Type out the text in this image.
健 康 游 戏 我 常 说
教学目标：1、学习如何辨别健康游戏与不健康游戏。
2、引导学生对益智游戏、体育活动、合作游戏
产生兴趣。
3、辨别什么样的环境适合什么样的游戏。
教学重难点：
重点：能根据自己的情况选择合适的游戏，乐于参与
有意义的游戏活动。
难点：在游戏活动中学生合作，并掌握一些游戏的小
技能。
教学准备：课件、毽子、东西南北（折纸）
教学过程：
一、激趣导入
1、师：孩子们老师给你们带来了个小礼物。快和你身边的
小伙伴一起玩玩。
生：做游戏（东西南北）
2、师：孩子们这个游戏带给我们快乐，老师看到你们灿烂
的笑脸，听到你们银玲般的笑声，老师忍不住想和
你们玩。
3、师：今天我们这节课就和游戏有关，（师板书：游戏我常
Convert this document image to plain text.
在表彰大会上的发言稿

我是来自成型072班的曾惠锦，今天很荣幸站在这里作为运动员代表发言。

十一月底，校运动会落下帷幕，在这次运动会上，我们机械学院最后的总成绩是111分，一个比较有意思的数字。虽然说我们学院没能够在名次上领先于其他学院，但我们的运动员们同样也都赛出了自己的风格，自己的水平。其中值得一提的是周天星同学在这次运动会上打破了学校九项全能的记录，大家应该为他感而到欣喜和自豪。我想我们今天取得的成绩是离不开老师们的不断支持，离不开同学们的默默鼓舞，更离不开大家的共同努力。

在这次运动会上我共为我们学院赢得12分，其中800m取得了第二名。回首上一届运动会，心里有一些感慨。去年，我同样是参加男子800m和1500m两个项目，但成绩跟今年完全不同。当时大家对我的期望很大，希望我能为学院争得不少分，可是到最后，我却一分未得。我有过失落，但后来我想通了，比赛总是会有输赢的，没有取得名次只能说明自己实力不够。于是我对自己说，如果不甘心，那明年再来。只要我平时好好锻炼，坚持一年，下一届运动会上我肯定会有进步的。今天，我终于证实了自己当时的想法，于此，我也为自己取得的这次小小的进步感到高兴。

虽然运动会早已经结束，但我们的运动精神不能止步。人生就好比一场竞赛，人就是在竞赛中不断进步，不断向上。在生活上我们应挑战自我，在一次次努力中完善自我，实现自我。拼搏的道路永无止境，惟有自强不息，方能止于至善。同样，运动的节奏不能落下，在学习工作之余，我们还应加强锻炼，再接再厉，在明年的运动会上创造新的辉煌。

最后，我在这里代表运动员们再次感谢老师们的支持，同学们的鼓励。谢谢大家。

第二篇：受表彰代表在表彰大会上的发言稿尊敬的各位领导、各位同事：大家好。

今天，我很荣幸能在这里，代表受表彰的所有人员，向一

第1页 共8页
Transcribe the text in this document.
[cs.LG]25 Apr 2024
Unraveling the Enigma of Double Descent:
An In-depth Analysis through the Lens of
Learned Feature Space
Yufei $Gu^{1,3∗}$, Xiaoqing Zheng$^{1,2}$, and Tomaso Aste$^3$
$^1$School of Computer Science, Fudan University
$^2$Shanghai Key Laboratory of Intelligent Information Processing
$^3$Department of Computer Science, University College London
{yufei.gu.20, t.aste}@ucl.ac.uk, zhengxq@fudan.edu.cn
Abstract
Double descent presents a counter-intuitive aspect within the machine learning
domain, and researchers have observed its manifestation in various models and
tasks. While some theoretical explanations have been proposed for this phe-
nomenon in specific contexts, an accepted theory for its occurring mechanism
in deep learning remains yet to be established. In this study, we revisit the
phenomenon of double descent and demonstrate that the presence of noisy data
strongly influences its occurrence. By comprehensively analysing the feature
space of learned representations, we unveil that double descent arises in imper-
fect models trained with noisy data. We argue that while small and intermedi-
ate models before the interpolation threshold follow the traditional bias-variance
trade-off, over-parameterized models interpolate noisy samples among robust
::::
Required work: Scan the listing above. Collect all lines with the word "University".

Task response:
$^1$School of Computer Science, Fudan University
$^3$Department of Computer Science, University College London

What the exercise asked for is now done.